### Records supplied
========================================
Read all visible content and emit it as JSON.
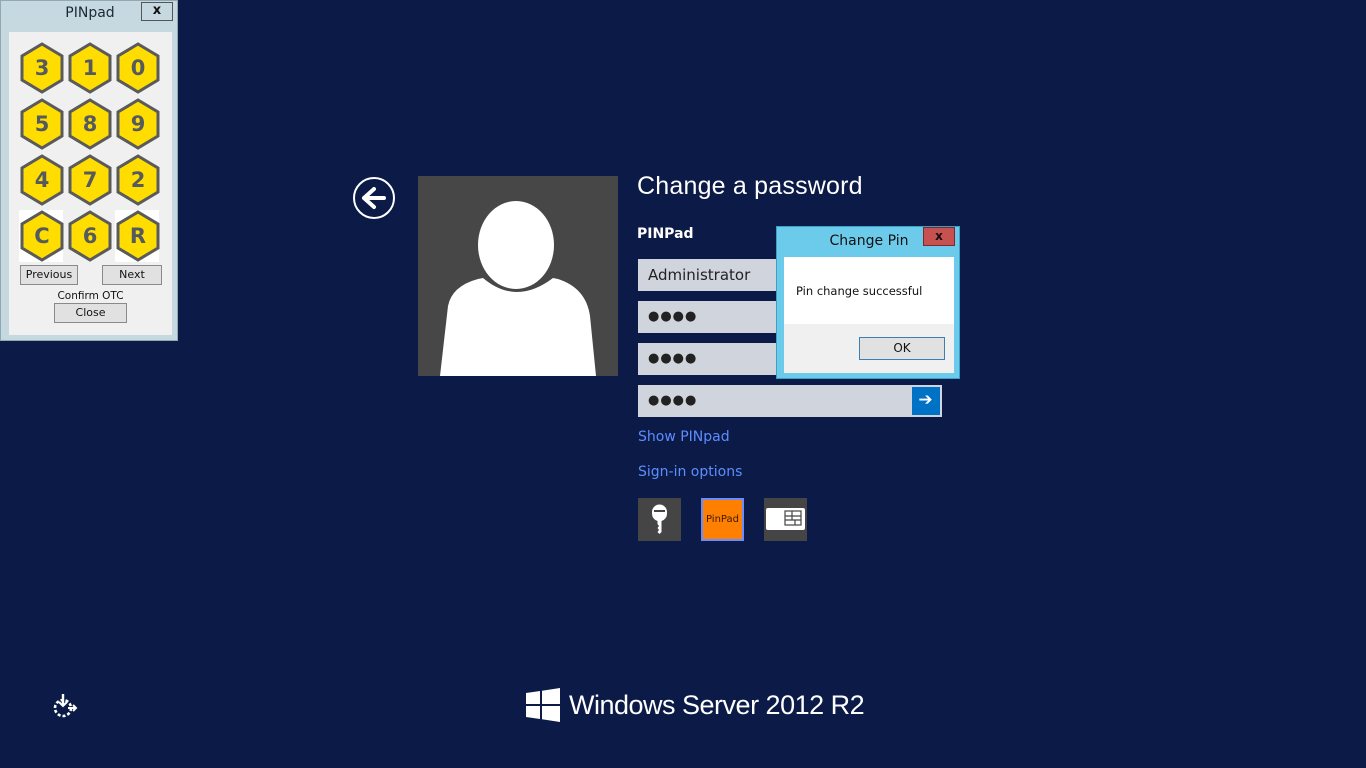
{
  "pinpad": {
    "title": "PINpad",
    "close_label": "x",
    "keys": [
      "3",
      "1",
      "0",
      "5",
      "8",
      "9",
      "4",
      "7",
      "2",
      "C",
      "6",
      "R"
    ],
    "previous_label": "Previous",
    "next_label": "Next",
    "confirm_label": "Confirm OTC",
    "close_button_label": "Close",
    "key_color": "#ffdd00",
    "key_border_color": "#5a5a5a"
  },
  "login": {
    "title": "Change a password",
    "provider": "PINPad",
    "username": "Administrator",
    "password_fields": [
      "●●●●",
      "●●●●",
      "●●●●"
    ],
    "submit_icon": "arrow-right-icon",
    "show_pinpad_link": "Show PINpad",
    "signin_options_link": "Sign-in options",
    "signin_options": [
      {
        "name": "password-key",
        "icon": "key-icon",
        "label": ""
      },
      {
        "name": "pinpad",
        "icon": "pinpad-icon",
        "label": "PinPad",
        "selected": true
      },
      {
        "name": "smart-card",
        "icon": "smart-card-icon",
        "label": ""
      }
    ],
    "accent_color": "#0072c6",
    "link_color": "#5d8dff"
  },
  "dialog": {
    "title": "Change Pin",
    "close_label": "x",
    "message": "Pin change successful",
    "ok_label": "OK"
  },
  "footer": {
    "brand": "Windows Server 2012 R2",
    "ease_of_access_icon": "ease-of-access-icon"
  },
  "background_color": "#0b1a47"
}
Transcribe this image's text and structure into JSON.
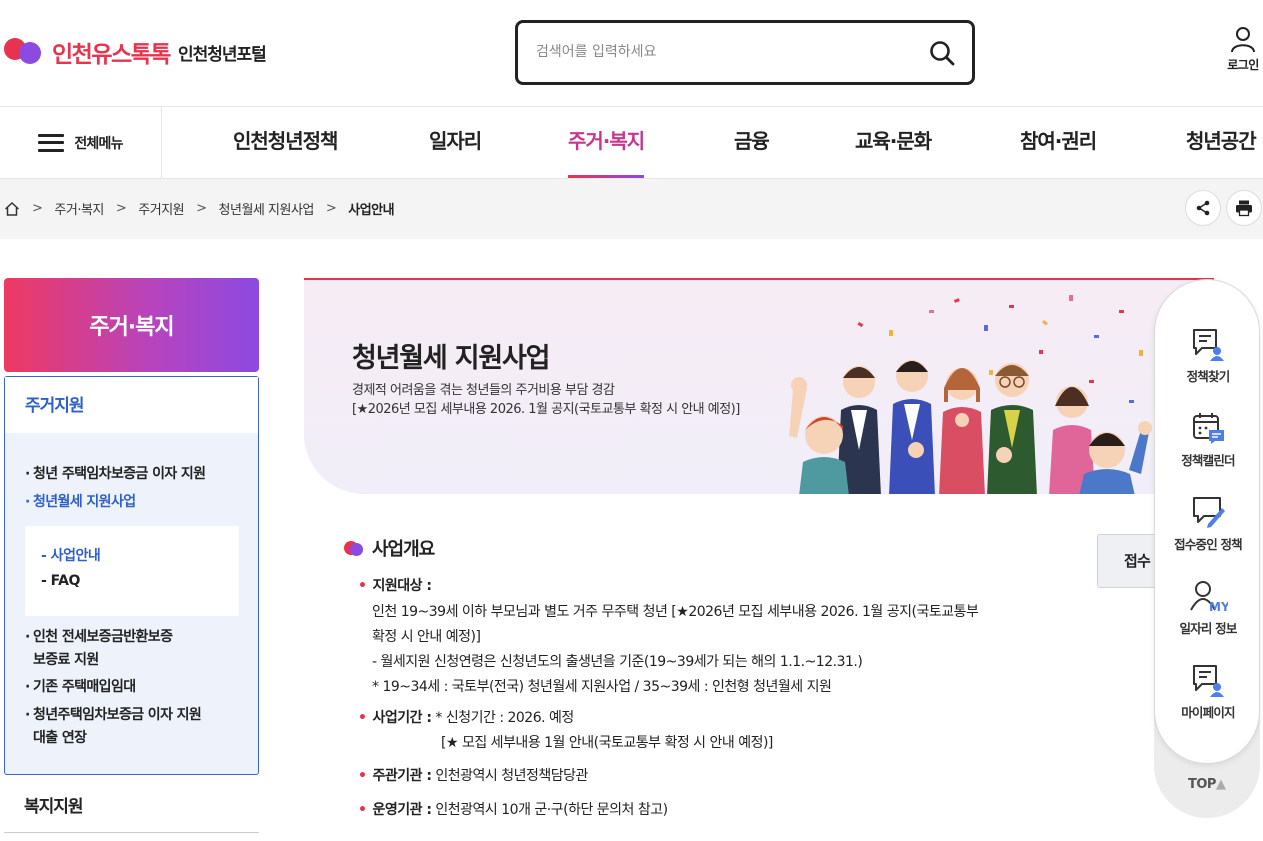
========================================
### Exercise prompt
Copy every entry exactly as written. Pictures are excluded.

### Task answer
Read all visible content and emit it as JSON.
{
  "pinpad": {
    "title": "PINpad",
    "close_label": "x",
    "keys": [
      "3",
      "1",
      "0",
      "5",
      "8",
      "9",
      "4",
      "7",
      "2",
      "C",
      "6",
      "R"
    ],
    "previous_label": "Previous",
    "next_label": "Next",
    "confirm_label": "Confirm OTC",
    "close_button_label": "Close",
    "key_color": "#ffdd00",
    "key_border_color": "#5a5a5a"
  },
  "login": {
    "title": "Change a password",
    "provider": "PINPad",
    "username": "Administrator",
    "password_fields": [
      "●●●●",
      "●●●●",
      "●●●●"
    ],
    "submit_icon": "arrow-right-icon",
    "show_pinpad_link": "Show PINpad",
    "signin_options_link": "Sign-in options",
    "signin_options": [
      {
        "name": "password-key",
        "icon": "key-icon",
        "label": ""
      },
      {
        "name": "pinpad",
        "icon": "pinpad-icon",
        "label": "PinPad",
        "selected": true
      },
      {
        "name": "smart-card",
        "icon": "smart-card-icon",
        "label": ""
      }
    ],
    "accent_color": "#0072c6",
    "link_color": "#5d8dff"
  },
  "dialog": {
    "title": "Change Pin",
    "close_label": "x",
    "message": "Pin change successful",
    "ok_label": "OK"
  },
  "footer": {
    "brand": "Windows Server 2012 R2",
    "ease_of_access_icon": "ease-of-access-icon"
  },
  "background_color": "#0b1a47"
}
Transcribe this image's text and structure into JSON.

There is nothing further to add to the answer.